**WHAT IS REQUIRED:** List each line of the data that holds the word "émettrices".

Stored data entries:
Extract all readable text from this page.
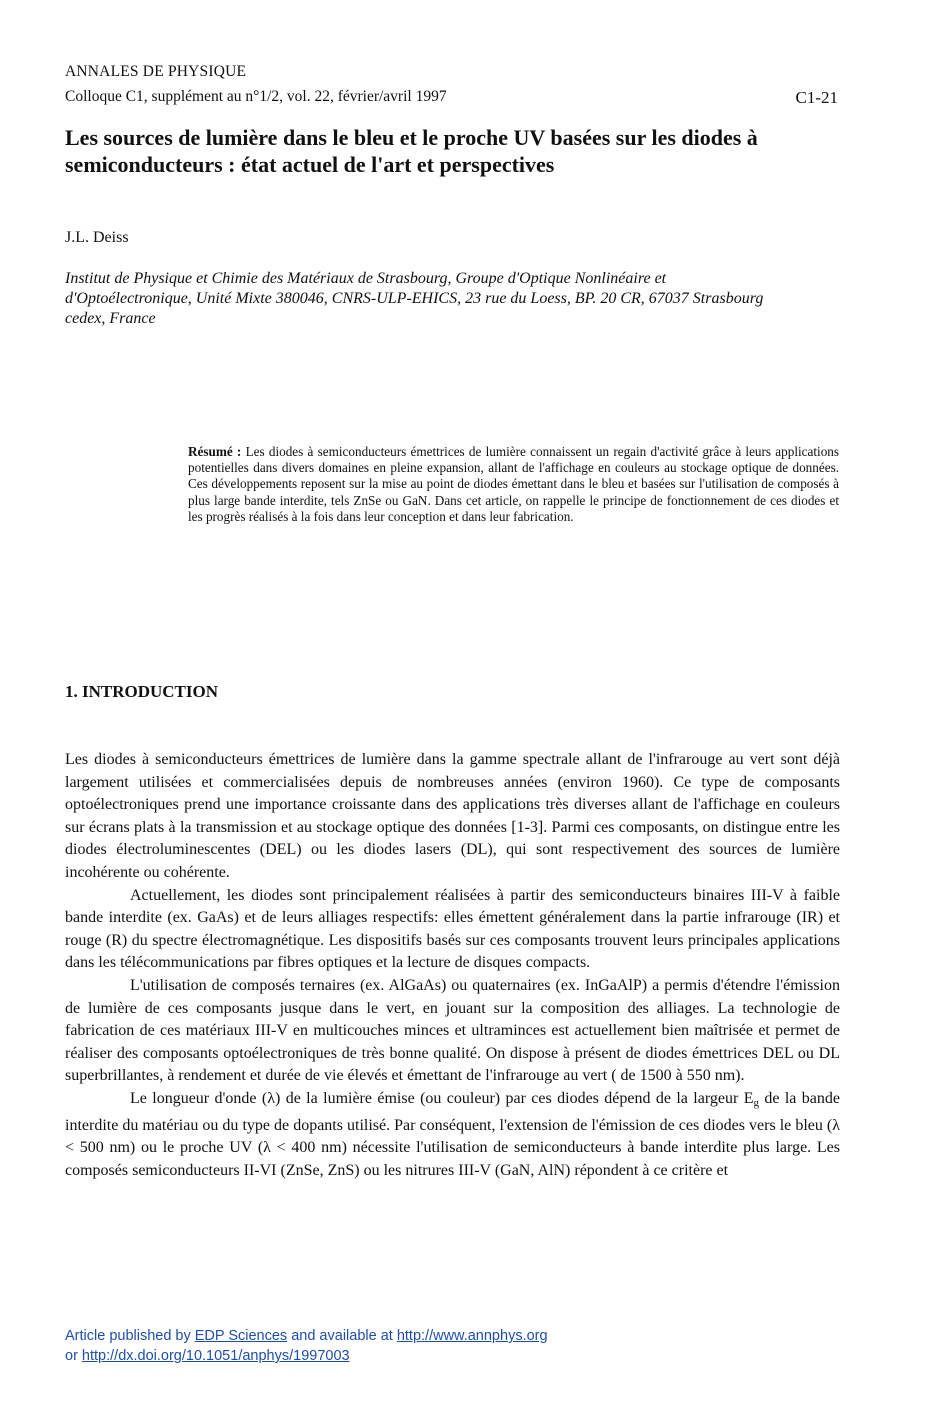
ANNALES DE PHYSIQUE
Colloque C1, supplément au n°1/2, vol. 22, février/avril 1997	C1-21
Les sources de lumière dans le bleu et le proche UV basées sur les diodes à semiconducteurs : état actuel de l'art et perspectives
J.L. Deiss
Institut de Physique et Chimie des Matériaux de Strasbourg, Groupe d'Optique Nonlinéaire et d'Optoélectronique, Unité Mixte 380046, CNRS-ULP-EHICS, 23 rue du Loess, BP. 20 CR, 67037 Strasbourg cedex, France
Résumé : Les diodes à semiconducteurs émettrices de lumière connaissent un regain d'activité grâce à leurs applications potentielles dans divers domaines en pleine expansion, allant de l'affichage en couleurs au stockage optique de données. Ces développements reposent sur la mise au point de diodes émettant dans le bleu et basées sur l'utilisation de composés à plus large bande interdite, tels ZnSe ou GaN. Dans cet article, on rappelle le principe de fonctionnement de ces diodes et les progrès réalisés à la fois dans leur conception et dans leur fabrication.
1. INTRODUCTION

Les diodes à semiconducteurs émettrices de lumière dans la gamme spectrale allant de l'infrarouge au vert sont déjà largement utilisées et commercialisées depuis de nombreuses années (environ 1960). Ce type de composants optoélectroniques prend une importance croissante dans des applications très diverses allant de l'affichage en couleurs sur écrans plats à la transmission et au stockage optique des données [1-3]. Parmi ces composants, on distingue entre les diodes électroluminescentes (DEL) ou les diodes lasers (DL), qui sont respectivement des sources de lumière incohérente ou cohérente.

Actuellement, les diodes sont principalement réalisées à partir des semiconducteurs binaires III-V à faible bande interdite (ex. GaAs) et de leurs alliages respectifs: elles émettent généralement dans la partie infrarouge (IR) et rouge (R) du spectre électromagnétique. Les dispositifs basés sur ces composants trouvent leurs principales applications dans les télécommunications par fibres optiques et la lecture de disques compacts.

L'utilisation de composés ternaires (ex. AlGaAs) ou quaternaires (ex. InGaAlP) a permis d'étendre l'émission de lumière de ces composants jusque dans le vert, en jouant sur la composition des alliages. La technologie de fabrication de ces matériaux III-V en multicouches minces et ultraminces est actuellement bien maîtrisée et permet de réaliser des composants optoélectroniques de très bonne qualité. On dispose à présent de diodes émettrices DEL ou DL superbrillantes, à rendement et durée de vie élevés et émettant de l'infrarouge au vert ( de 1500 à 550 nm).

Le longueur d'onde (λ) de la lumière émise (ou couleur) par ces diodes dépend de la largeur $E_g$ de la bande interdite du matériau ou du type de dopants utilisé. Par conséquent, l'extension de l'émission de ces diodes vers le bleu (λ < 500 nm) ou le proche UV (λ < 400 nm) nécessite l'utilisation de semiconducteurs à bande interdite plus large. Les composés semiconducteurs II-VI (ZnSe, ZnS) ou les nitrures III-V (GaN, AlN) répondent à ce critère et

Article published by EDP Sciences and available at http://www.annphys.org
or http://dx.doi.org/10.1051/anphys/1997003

**RESULT FOR THIS TASK:**
Résumé : Les diodes à semiconducteurs émettrices de lumière connaissent un regain d'activité grâce à leurs applications potentielles dans divers domaines en pleine expansion, allant de l'affichage en couleurs au stockage optique de données. Ces développements reposent sur la mise au point de diodes émettant dans le bleu et basées sur l'utilisation de composés à plus large bande interdite, tels ZnSe ou GaN. Dans cet article, on rappelle le principe de fonctionnement de ces diodes et les progrès réalisés à la fois dans leur conception et dans leur fabrication.
Les diodes à semiconducteurs émettrices de lumière dans la gamme spectrale allant de l'infrarouge au vert sont déjà largement utilisées et commercialisées depuis de nombreuses années (environ 1960). Ce type de composants optoélectroniques prend une importance croissante dans des applications très diverses allant de l'affichage en couleurs sur écrans plats à la transmission et au stockage optique des données [1-3]. Parmi ces composants, on distingue entre les diodes électroluminescentes (DEL) ou les diodes lasers (DL), qui sont respectivement des sources de lumière incohérente ou cohérente.
L'utilisation de composés ternaires (ex. AlGaAs) ou quaternaires (ex. InGaAlP) a permis d'étendre l'émission de lumière de ces composants jusque dans le vert, en jouant sur la composition des alliages. La technologie de fabrication de ces matériaux III-V en multicouches minces et ultraminces est actuellement bien maîtrisée et permet de réaliser des composants optoélectroniques de très bonne qualité. On dispose à présent de diodes émettrices DEL ou DL superbrillantes, à rendement et durée de vie élevés et émettant de l'infrarouge au vert ( de 1500 à 550 nm).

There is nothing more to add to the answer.